=== INFORMATION PROVIDED ===
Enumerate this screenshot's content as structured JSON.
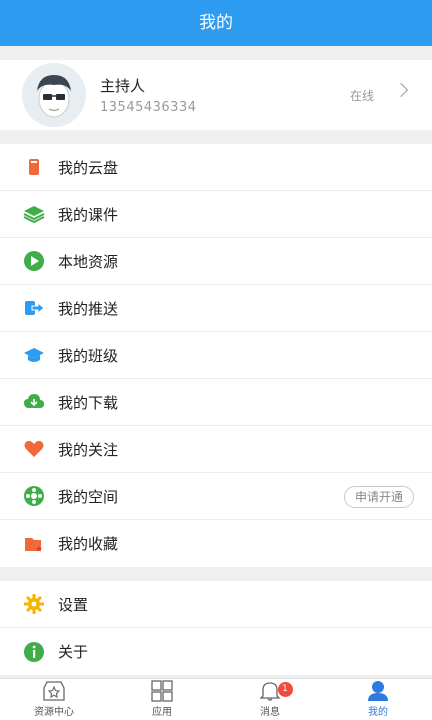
{
  "header": {
    "title": "我的"
  },
  "profile": {
    "name": "主持人",
    "phone": "13545436334",
    "status": "在线"
  },
  "menu1": [
    {
      "label": "我的云盘",
      "icon": "cloud-disk-icon",
      "color": "#f0693a"
    },
    {
      "label": "我的课件",
      "icon": "courseware-layers-icon",
      "color": "#3fae49"
    },
    {
      "label": "本地资源",
      "icon": "play-circle-icon",
      "color": "#3fae49"
    },
    {
      "label": "我的推送",
      "icon": "push-export-icon",
      "color": "#2d9bf0"
    },
    {
      "label": "我的班级",
      "icon": "graduation-cap-icon",
      "color": "#2d9bf0"
    },
    {
      "label": "我的下载",
      "icon": "cloud-download-icon",
      "color": "#3fae49"
    },
    {
      "label": "我的关注",
      "icon": "heart-icon",
      "color": "#f0693a"
    },
    {
      "label": "我的空间",
      "icon": "space-flower-icon",
      "color": "#3fae49",
      "action": "申请开通"
    },
    {
      "label": "我的收藏",
      "icon": "bookmark-folder-icon",
      "color": "#f0693a"
    }
  ],
  "menu2": [
    {
      "label": "设置",
      "icon": "gear-icon",
      "color": "#f5b400"
    },
    {
      "label": "关于",
      "icon": "info-icon",
      "color": "#3fae49"
    }
  ],
  "tabs": [
    {
      "label": "资源中心",
      "icon": "resource-star-icon"
    },
    {
      "label": "应用",
      "icon": "apps-grid-icon"
    },
    {
      "label": "消息",
      "icon": "bell-icon",
      "badge": "1"
    },
    {
      "label": "我的",
      "icon": "user-icon",
      "active": true
    }
  ],
  "colors": {
    "accent": "#2d9bf0",
    "badge": "#f24b3c"
  }
}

=== INSTRUCTIONS TO FOLLOW ===
Reply with the number of lines in the preceding entries that contain "cloud", and no other words.

=== FINISHED EXERCISE ===
2